Saved entries
☆ ☆ ☆ ☆ ☆ ☆ ☆
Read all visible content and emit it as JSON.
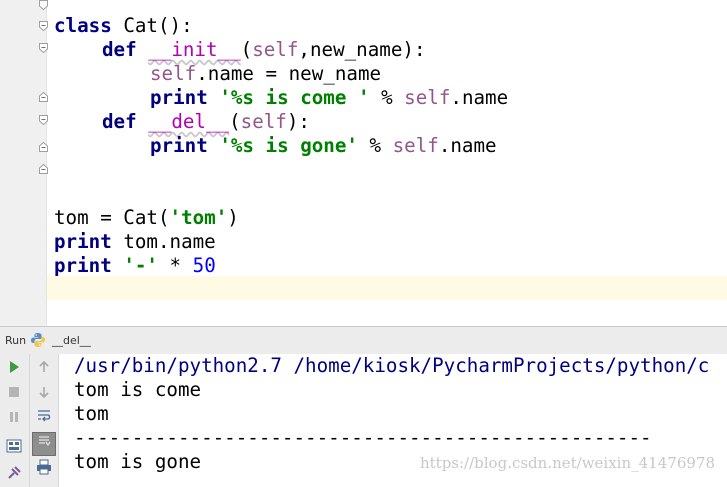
{
  "editor": {
    "code": {
      "l1": {
        "a": "class",
        "b": " Cat():"
      },
      "l2": {
        "a": "def",
        "b": " ",
        "c": "__init__",
        "d": "(",
        "e": "self",
        "f": ",new_name):"
      },
      "l3": {
        "a": "self",
        "b": ".name = new_name"
      },
      "l4": {
        "a": "print",
        "b": " ",
        "c": "'%s is come '",
        "d": " % ",
        "e": "self",
        "f": ".name"
      },
      "l5": {
        "a": "def",
        "b": " ",
        "c": "__del__",
        "d": "(",
        "e": "self",
        "f": "):"
      },
      "l6": {
        "a": "print",
        "b": " ",
        "c": "'%s is gone'",
        "d": " % ",
        "e": "self",
        "f": ".name"
      },
      "l7": {
        "a": "tom = Cat(",
        "b": "'tom'",
        "c": ")"
      },
      "l8": {
        "a": "print",
        "b": " tom.name"
      },
      "l9": {
        "a": "print",
        "b": " ",
        "c": "'-'",
        "d": " * ",
        "e": "50"
      }
    }
  },
  "run_panel": {
    "label": "Run",
    "config_name": "__del__",
    "output": [
      "/usr/bin/python2.7 /home/kiosk/PycharmProjects/python/c",
      "tom is come",
      "tom",
      "--------------------------------------------------",
      "tom is gone"
    ],
    "watermark": "https://blog.csdn.net/weixin_41476978"
  },
  "colors": {
    "keyword": "#000080",
    "self": "#94558d",
    "magic": "#b200b2",
    "string": "#008000",
    "number": "#0000ff",
    "current_line": "#fffae3",
    "gutter": "#f0f0f0"
  }
}
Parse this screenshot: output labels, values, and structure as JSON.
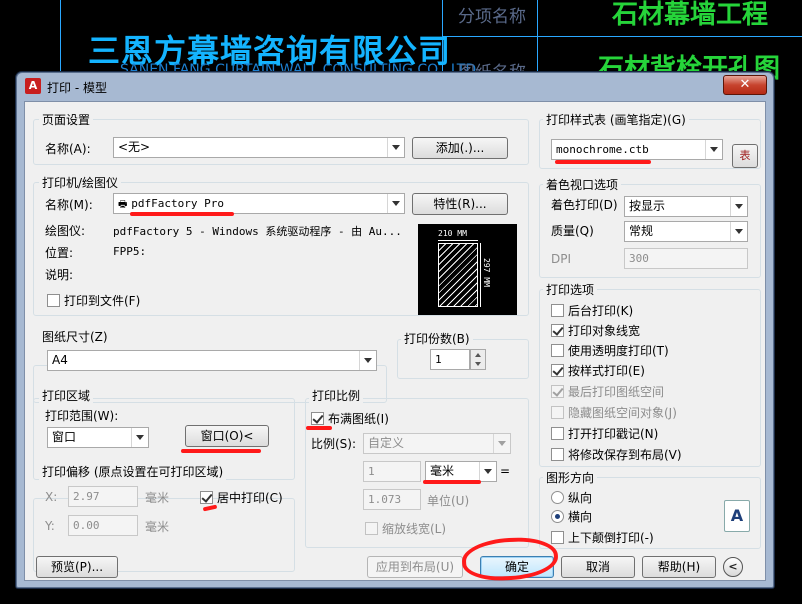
{
  "cad": {
    "company": "三恩方幕墙咨询有限公司",
    "company_sub": "SANEN FANG CURTAIN WALL CONSULTING CO., LTD",
    "field_1": "分项名称",
    "field_2": "图纸名称",
    "value_1": "石材幕墙工程",
    "value_2": "石材背栓开孔图"
  },
  "dialog": {
    "title": "打印 - 模型",
    "close": "✕"
  },
  "page_setup": {
    "group": "页面设置",
    "name_label": "名称(A):",
    "name_value": "<无>",
    "add_button": "添加(.)..."
  },
  "printer": {
    "group": "打印机/绘图仪",
    "name_label": "名称(M):",
    "name_value": "pdfFactory Pro",
    "properties_button": "特性(R)...",
    "plotter_label": "绘图仪:",
    "plotter_value": "pdfFactory 5 - Windows 系统驱动程序 - 由 Au...",
    "location_label": "位置:",
    "location_value": "FPP5:",
    "desc_label": "说明:",
    "print_to_file": "打印到文件(F)",
    "paper_width": "210 MM",
    "paper_height": "297 MM"
  },
  "paper_size": {
    "group": "图纸尺寸(Z)",
    "value": "A4"
  },
  "copies": {
    "group": "打印份数(B)",
    "value": "1"
  },
  "plot_area": {
    "group": "打印区域",
    "range_label": "打印范围(W):",
    "range_value": "窗口",
    "window_button": "窗口(O)<"
  },
  "plot_offset": {
    "group": "打印偏移 (原点设置在可打印区域)",
    "x_label": "X:",
    "x_value": "2.97",
    "x_unit": "毫米",
    "y_label": "Y:",
    "y_value": "0.00",
    "y_unit": "毫米",
    "center": "居中打印(C)"
  },
  "plot_scale": {
    "group": "打印比例",
    "fit": "布满图纸(I)",
    "scale_label": "比例(S):",
    "scale_value": "自定义",
    "val1": "1",
    "unit": "毫米",
    "eq": "=",
    "val2": "1.073",
    "unit2": "单位(U)",
    "lineweights": "缩放线宽(L)"
  },
  "style_table": {
    "group": "打印样式表 (画笔指定)(G)",
    "value": "monochrome.ctb",
    "edit_icon": "表"
  },
  "viewport": {
    "group": "着色视口选项",
    "shade_label": "着色打印(D)",
    "shade_value": "按显示",
    "quality_label": "质量(Q)",
    "quality_value": "常规",
    "dpi_label": "DPI",
    "dpi_value": "300"
  },
  "options": {
    "group": "打印选项",
    "items": [
      {
        "label": "后台打印(K)",
        "checked": false,
        "disabled": false
      },
      {
        "label": "打印对象线宽",
        "checked": true,
        "disabled": false
      },
      {
        "label": "使用透明度打印(T)",
        "checked": false,
        "disabled": false
      },
      {
        "label": "按样式打印(E)",
        "checked": true,
        "disabled": false
      },
      {
        "label": "最后打印图纸空间",
        "checked": true,
        "disabled": true
      },
      {
        "label": "隐藏图纸空间对象(J)",
        "checked": false,
        "disabled": true
      },
      {
        "label": "打开打印戳记(N)",
        "checked": false,
        "disabled": false
      },
      {
        "label": "将修改保存到布局(V)",
        "checked": false,
        "disabled": false
      }
    ]
  },
  "orientation": {
    "group": "图形方向",
    "portrait": "纵向",
    "landscape": "横向",
    "upside_down": "上下颠倒打印(-)",
    "icon": "A"
  },
  "footer": {
    "preview": "预览(P)...",
    "apply": "应用到布局(U)",
    "ok": "确定",
    "cancel": "取消",
    "help": "帮助(H)",
    "more": "<"
  }
}
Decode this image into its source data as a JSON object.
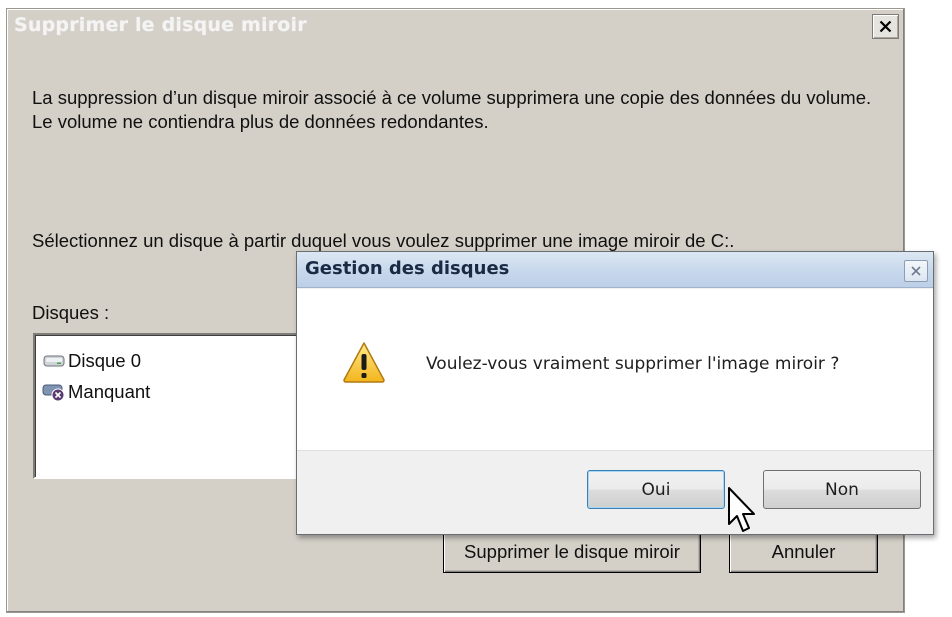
{
  "main_dialog": {
    "title": "Supprimer le disque miroir",
    "description": "La suppression d’un disque miroir associé à ce volume supprimera une copie des données du volume. Le volume ne contiendra plus de données redondantes.",
    "select_prompt": "Sélectionnez un disque à partir duquel vous voulez supprimer une image miroir de C:.",
    "disks_label": "Disques :",
    "disks": [
      {
        "label": "Disque 0",
        "icon": "disk-drive-icon"
      },
      {
        "label": "Manquant",
        "icon": "missing-disk-icon"
      }
    ],
    "remove_button": "Supprimer le disque miroir",
    "cancel_button": "Annuler"
  },
  "confirm_dialog": {
    "title": "Gestion des disques",
    "message": "Voulez-vous vraiment supprimer l'image miroir ?",
    "icon": "warning-icon",
    "yes_button": "Oui",
    "no_button": "Non"
  },
  "colors": {
    "dialog_face": "#d4d0c8",
    "modal_titlebar": "#c7d8ec",
    "modal_body": "#ffffff",
    "default_button_border": "#3c7fb1"
  }
}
☆ ☆ ☆ ☆ ☆ ☆ ☆
◆ **EXERCISE DETAILS**
Return the listing above unchanged, apart from dropping its pictures.

◆ **EXERCISE SOLUTION**
Read all visible content and emit it as JSON.
{
  "editor": {
    "code": {
      "l1": {
        "a": "class",
        "b": " Cat():"
      },
      "l2": {
        "a": "def",
        "b": " ",
        "c": "__init__",
        "d": "(",
        "e": "self",
        "f": ",new_name):"
      },
      "l3": {
        "a": "self",
        "b": ".name = new_name"
      },
      "l4": {
        "a": "print",
        "b": " ",
        "c": "'%s is come '",
        "d": " % ",
        "e": "self",
        "f": ".name"
      },
      "l5": {
        "a": "def",
        "b": " ",
        "c": "__del__",
        "d": "(",
        "e": "self",
        "f": "):"
      },
      "l6": {
        "a": "print",
        "b": " ",
        "c": "'%s is gone'",
        "d": " % ",
        "e": "self",
        "f": ".name"
      },
      "l7": {
        "a": "tom = Cat(",
        "b": "'tom'",
        "c": ")"
      },
      "l8": {
        "a": "print",
        "b": " tom.name"
      },
      "l9": {
        "a": "print",
        "b": " ",
        "c": "'-'",
        "d": " * ",
        "e": "50"
      }
    }
  },
  "run_panel": {
    "label": "Run",
    "config_name": "__del__",
    "output": [
      "/usr/bin/python2.7 /home/kiosk/PycharmProjects/python/c",
      "tom is come",
      "tom",
      "--------------------------------------------------",
      "tom is gone"
    ],
    "watermark": "https://blog.csdn.net/weixin_41476978"
  },
  "colors": {
    "keyword": "#000080",
    "self": "#94558d",
    "magic": "#b200b2",
    "string": "#008000",
    "number": "#0000ff",
    "current_line": "#fffae3",
    "gutter": "#f0f0f0"
  }
}
Parse this screenshot: output labels, values, and structure as JSON.
{
  "cad": {
    "company": "三恩方幕墙咨询有限公司",
    "company_sub": "SANEN FANG CURTAIN WALL CONSULTING CO., LTD",
    "field_1": "分项名称",
    "field_2": "图纸名称",
    "value_1": "石材幕墙工程",
    "value_2": "石材背栓开孔图"
  },
  "dialog": {
    "title": "打印 - 模型",
    "close": "✕"
  },
  "page_setup": {
    "group": "页面设置",
    "name_label": "名称(A):",
    "name_value": "<无>",
    "add_button": "添加(.)..."
  },
  "printer": {
    "group": "打印机/绘图仪",
    "name_label": "名称(M):",
    "name_value": "pdfFactory Pro",
    "properties_button": "特性(R)...",
    "plotter_label": "绘图仪:",
    "plotter_value": "pdfFactory 5 - Windows 系统驱动程序 - 由 Au...",
    "location_label": "位置:",
    "location_value": "FPP5:",
    "desc_label": "说明:",
    "print_to_file": "打印到文件(F)",
    "paper_width": "210 MM",
    "paper_height": "297 MM"
  },
  "paper_size": {
    "group": "图纸尺寸(Z)",
    "value": "A4"
  },
  "copies": {
    "group": "打印份数(B)",
    "value": "1"
  },
  "plot_area": {
    "group": "打印区域",
    "range_label": "打印范围(W):",
    "range_value": "窗口",
    "window_button": "窗口(O)<"
  },
  "plot_offset": {
    "group": "打印偏移 (原点设置在可打印区域)",
    "x_label": "X:",
    "x_value": "2.97",
    "x_unit": "毫米",
    "y_label": "Y:",
    "y_value": "0.00",
    "y_unit": "毫米",
    "center": "居中打印(C)"
  },
  "plot_scale": {
    "group": "打印比例",
    "fit": "布满图纸(I)",
    "scale_label": "比例(S):",
    "scale_value": "自定义",
    "val1": "1",
    "unit": "毫米",
    "eq": "=",
    "val2": "1.073",
    "unit2": "单位(U)",
    "lineweights": "缩放线宽(L)"
  },
  "style_table": {
    "group": "打印样式表 (画笔指定)(G)",
    "value": "monochrome.ctb",
    "edit_icon": "表"
  },
  "viewport": {
    "group": "着色视口选项",
    "shade_label": "着色打印(D)",
    "shade_value": "按显示",
    "quality_label": "质量(Q)",
    "quality_value": "常规",
    "dpi_label": "DPI",
    "dpi_value": "300"
  },
  "options": {
    "group": "打印选项",
    "items": [
      {
        "label": "后台打印(K)",
        "checked": false,
        "disabled": false
      },
      {
        "label": "打印对象线宽",
        "checked": true,
        "disabled": false
      },
      {
        "label": "使用透明度打印(T)",
        "checked": false,
        "disabled": false
      },
      {
        "label": "按样式打印(E)",
        "checked": true,
        "disabled": false
      },
      {
        "label": "最后打印图纸空间",
        "checked": true,
        "disabled": true
      },
      {
        "label": "隐藏图纸空间对象(J)",
        "checked": false,
        "disabled": true
      },
      {
        "label": "打开打印戳记(N)",
        "checked": false,
        "disabled": false
      },
      {
        "label": "将修改保存到布局(V)",
        "checked": false,
        "disabled": false
      }
    ]
  },
  "orientation": {
    "group": "图形方向",
    "portrait": "纵向",
    "landscape": "横向",
    "upside_down": "上下颠倒打印(-)",
    "icon": "A"
  },
  "footer": {
    "preview": "预览(P)...",
    "apply": "应用到布局(U)",
    "ok": "确定",
    "cancel": "取消",
    "help": "帮助(H)",
    "more": "<"
  }
}
Decode this image into its source data as a JSON object.
{
  "main_dialog": {
    "title": "Supprimer le disque miroir",
    "description": "La suppression d’un disque miroir associé à ce volume supprimera une copie des données du volume. Le volume ne contiendra plus de données redondantes.",
    "select_prompt": "Sélectionnez un disque à partir duquel vous voulez supprimer une image miroir de C:.",
    "disks_label": "Disques :",
    "disks": [
      {
        "label": "Disque 0",
        "icon": "disk-drive-icon"
      },
      {
        "label": "Manquant",
        "icon": "missing-disk-icon"
      }
    ],
    "remove_button": "Supprimer le disque miroir",
    "cancel_button": "Annuler"
  },
  "confirm_dialog": {
    "title": "Gestion des disques",
    "message": "Voulez-vous vraiment supprimer l'image miroir ?",
    "icon": "warning-icon",
    "yes_button": "Oui",
    "no_button": "Non"
  },
  "colors": {
    "dialog_face": "#d4d0c8",
    "modal_titlebar": "#c7d8ec",
    "modal_body": "#ffffff",
    "default_button_border": "#3c7fb1"
  }
}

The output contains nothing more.